··· RECORDS SUPPLIED ···
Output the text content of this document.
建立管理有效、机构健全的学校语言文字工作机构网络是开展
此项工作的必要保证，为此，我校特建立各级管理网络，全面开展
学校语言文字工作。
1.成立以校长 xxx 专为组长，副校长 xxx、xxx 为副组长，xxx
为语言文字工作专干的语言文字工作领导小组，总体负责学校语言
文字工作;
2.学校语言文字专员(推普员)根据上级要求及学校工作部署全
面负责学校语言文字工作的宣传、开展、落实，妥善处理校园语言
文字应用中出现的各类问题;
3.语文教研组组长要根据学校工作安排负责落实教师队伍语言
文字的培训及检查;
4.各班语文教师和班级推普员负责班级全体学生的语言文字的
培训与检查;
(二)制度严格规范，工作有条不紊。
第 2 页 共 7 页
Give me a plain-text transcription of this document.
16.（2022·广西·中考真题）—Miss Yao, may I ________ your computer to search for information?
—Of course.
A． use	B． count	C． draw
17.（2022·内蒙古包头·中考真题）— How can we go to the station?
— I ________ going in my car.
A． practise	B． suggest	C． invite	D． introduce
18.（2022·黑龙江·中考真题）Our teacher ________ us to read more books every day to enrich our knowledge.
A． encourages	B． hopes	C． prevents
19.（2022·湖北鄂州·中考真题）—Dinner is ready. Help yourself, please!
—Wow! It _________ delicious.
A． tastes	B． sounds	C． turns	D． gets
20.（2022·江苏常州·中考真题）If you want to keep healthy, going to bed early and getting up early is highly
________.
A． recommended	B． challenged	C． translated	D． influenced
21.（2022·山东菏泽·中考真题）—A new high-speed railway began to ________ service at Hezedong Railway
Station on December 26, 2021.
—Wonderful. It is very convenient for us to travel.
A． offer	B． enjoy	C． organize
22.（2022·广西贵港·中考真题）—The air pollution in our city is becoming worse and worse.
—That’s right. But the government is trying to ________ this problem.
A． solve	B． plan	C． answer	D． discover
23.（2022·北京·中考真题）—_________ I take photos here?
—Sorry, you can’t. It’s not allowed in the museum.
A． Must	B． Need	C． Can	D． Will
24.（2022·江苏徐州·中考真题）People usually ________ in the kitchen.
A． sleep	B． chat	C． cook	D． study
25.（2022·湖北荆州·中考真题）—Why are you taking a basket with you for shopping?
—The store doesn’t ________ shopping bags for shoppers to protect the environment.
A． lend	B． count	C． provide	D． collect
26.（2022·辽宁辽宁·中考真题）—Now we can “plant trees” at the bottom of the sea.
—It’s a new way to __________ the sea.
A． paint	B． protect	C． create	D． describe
···
WHAT YOU WILL DO:
A single figure is required: the number of lines above in which the word "document" occurs.

COMPLETED TASK:
2